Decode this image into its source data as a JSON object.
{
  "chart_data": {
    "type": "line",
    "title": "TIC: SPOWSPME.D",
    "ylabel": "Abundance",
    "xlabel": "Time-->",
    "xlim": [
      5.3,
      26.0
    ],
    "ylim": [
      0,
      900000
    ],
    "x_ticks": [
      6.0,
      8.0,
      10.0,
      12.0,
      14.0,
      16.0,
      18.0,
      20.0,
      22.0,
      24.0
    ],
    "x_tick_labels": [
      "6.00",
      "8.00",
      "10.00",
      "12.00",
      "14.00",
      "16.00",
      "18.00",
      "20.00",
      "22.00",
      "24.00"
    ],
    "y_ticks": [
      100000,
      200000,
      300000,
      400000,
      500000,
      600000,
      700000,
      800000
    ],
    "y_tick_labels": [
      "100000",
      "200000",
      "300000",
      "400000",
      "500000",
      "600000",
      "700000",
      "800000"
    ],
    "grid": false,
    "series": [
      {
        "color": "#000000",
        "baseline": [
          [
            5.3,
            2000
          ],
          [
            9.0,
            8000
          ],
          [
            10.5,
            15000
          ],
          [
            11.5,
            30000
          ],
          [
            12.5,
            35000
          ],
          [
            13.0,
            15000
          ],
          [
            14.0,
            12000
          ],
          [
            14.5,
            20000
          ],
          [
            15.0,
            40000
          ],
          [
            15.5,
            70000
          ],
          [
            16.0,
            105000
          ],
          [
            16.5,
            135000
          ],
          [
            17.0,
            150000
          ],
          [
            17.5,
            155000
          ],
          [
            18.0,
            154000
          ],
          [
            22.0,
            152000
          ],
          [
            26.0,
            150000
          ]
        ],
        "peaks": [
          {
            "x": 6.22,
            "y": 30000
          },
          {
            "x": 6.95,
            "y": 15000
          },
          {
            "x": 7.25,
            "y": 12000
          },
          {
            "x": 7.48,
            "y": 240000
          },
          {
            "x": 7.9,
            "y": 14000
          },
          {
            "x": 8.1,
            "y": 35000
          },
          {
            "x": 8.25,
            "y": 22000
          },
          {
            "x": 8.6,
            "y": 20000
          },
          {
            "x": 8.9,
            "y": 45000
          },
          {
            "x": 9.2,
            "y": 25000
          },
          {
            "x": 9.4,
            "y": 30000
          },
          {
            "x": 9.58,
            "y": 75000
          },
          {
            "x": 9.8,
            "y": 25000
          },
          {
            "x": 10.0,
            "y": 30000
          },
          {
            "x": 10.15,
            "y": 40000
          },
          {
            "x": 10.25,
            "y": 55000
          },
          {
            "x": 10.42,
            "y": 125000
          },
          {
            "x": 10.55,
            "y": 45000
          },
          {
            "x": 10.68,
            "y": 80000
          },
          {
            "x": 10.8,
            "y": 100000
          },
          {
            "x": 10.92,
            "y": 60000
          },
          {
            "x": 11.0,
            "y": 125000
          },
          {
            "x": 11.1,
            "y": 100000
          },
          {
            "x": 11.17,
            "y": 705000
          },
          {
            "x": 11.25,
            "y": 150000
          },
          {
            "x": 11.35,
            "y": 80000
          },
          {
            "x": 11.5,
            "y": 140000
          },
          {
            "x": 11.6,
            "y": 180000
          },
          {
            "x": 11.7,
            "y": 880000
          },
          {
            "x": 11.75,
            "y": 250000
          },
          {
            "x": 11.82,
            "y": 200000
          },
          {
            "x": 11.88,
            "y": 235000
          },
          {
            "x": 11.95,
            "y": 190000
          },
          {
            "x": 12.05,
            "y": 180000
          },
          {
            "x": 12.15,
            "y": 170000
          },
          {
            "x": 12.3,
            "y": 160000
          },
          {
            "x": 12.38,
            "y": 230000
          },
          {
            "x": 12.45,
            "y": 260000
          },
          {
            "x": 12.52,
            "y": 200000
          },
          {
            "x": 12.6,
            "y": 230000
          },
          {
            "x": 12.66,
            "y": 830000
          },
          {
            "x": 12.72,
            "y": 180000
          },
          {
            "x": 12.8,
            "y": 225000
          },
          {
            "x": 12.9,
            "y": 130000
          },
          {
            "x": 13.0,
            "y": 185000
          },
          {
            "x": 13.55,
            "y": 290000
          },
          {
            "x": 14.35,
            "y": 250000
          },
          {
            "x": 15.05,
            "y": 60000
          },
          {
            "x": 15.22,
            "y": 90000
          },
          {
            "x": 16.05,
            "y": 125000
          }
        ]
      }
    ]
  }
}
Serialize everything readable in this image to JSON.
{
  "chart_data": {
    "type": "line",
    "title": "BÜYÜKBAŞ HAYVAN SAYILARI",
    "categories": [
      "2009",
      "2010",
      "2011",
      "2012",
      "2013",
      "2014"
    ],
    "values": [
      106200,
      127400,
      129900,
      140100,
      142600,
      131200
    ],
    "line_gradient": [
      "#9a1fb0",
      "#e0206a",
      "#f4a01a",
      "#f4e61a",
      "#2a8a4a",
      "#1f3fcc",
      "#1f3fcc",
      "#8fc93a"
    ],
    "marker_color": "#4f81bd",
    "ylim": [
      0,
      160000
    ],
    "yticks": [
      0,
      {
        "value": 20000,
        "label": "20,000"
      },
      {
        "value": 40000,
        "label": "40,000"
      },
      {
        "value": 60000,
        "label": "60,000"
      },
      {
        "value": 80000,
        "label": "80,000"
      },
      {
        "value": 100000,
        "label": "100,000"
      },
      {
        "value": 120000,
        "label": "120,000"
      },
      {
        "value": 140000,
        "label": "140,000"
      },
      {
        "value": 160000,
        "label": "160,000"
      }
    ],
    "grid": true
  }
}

——————

WORK TO BE COMPLETED >> Report how many lines of the entries hold the word "image". Nothing else is needed.

RESULT >> 2